= Problem statement =
Copy out the lines of the items unchanged, starting with the line that contains "153, 742, 162]" and going on through the line that contains "335, 269, 344]".

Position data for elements
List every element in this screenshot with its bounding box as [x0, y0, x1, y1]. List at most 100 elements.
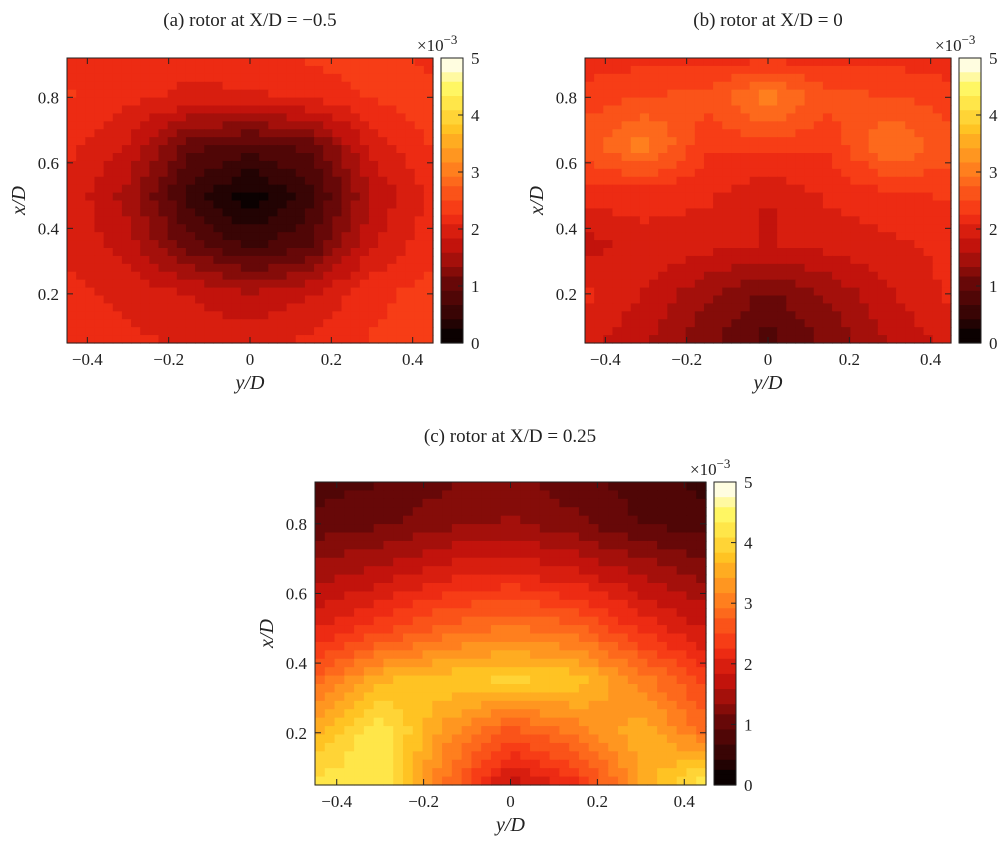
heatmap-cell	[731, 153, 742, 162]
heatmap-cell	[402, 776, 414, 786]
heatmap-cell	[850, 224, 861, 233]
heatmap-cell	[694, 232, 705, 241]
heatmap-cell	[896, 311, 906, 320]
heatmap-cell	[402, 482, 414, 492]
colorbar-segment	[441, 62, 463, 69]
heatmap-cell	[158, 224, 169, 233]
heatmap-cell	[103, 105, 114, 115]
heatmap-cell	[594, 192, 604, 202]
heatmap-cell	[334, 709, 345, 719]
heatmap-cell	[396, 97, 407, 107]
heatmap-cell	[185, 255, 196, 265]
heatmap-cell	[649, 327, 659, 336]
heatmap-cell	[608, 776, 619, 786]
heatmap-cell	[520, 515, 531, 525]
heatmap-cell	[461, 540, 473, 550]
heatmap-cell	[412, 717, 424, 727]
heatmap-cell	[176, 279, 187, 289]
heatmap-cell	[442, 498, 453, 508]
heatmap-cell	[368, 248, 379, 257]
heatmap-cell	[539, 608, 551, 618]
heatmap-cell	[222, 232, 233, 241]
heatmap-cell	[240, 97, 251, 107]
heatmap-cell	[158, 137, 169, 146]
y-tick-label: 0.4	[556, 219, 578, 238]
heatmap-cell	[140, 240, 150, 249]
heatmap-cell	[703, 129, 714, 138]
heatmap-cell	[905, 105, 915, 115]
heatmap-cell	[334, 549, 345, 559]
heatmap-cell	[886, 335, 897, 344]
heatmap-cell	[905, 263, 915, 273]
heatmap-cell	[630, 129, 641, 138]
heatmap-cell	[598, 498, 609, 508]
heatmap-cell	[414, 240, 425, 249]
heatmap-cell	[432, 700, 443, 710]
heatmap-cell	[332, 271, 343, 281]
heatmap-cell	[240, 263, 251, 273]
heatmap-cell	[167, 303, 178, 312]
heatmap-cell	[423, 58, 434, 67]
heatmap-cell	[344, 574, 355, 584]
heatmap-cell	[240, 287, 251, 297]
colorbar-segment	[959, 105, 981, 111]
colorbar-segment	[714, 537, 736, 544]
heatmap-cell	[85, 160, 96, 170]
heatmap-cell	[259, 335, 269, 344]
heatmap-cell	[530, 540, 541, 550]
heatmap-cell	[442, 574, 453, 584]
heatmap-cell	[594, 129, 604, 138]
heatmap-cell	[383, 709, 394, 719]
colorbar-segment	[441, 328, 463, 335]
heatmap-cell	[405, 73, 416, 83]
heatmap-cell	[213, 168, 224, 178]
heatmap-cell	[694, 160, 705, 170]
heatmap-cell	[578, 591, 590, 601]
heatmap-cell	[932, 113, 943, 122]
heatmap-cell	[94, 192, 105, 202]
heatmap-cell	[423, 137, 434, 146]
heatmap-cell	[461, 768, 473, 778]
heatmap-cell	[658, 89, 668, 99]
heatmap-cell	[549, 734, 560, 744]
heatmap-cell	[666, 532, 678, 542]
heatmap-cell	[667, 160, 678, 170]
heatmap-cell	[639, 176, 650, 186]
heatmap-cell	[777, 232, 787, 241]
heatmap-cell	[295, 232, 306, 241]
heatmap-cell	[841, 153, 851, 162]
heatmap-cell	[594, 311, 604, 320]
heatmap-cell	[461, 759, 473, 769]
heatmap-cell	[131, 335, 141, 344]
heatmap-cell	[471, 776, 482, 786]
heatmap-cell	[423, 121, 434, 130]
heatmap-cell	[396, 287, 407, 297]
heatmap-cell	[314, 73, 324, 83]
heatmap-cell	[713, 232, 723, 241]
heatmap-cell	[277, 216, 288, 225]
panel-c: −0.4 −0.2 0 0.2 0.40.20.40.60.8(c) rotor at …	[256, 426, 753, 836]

= Complete output =
heatmap-cell	[731, 153, 742, 162]
heatmap-cell	[402, 776, 414, 786]
heatmap-cell	[850, 224, 861, 233]
heatmap-cell	[694, 232, 705, 241]
heatmap-cell	[896, 311, 906, 320]
heatmap-cell	[402, 482, 414, 492]
colorbar-segment	[441, 62, 463, 69]
heatmap-cell	[158, 224, 169, 233]
heatmap-cell	[103, 105, 114, 115]
heatmap-cell	[594, 192, 604, 202]
heatmap-cell	[334, 709, 345, 719]
heatmap-cell	[396, 97, 407, 107]
heatmap-cell	[185, 255, 196, 265]
heatmap-cell	[649, 327, 659, 336]
heatmap-cell	[608, 776, 619, 786]
heatmap-cell	[520, 515, 531, 525]
heatmap-cell	[461, 540, 473, 550]
heatmap-cell	[412, 717, 424, 727]
heatmap-cell	[176, 279, 187, 289]
heatmap-cell	[442, 498, 453, 508]
heatmap-cell	[368, 248, 379, 257]
heatmap-cell	[539, 608, 551, 618]
heatmap-cell	[222, 232, 233, 241]
heatmap-cell	[240, 97, 251, 107]
heatmap-cell	[158, 137, 169, 146]
y-tick-label: 0.4	[556, 219, 578, 238]
heatmap-cell	[140, 240, 150, 249]
heatmap-cell	[703, 129, 714, 138]
heatmap-cell	[905, 105, 915, 115]
heatmap-cell	[334, 549, 345, 559]
heatmap-cell	[886, 335, 897, 344]
heatmap-cell	[905, 263, 915, 273]
heatmap-cell	[630, 129, 641, 138]
heatmap-cell	[598, 498, 609, 508]
heatmap-cell	[414, 240, 425, 249]
heatmap-cell	[432, 700, 443, 710]
heatmap-cell	[332, 271, 343, 281]
heatmap-cell	[240, 263, 251, 273]
heatmap-cell	[167, 303, 178, 312]
heatmap-cell	[423, 58, 434, 67]
heatmap-cell	[344, 574, 355, 584]
heatmap-cell	[240, 287, 251, 297]
colorbar-segment	[959, 105, 981, 111]
colorbar-segment	[714, 537, 736, 544]
heatmap-cell	[85, 160, 96, 170]
heatmap-cell	[259, 335, 269, 344]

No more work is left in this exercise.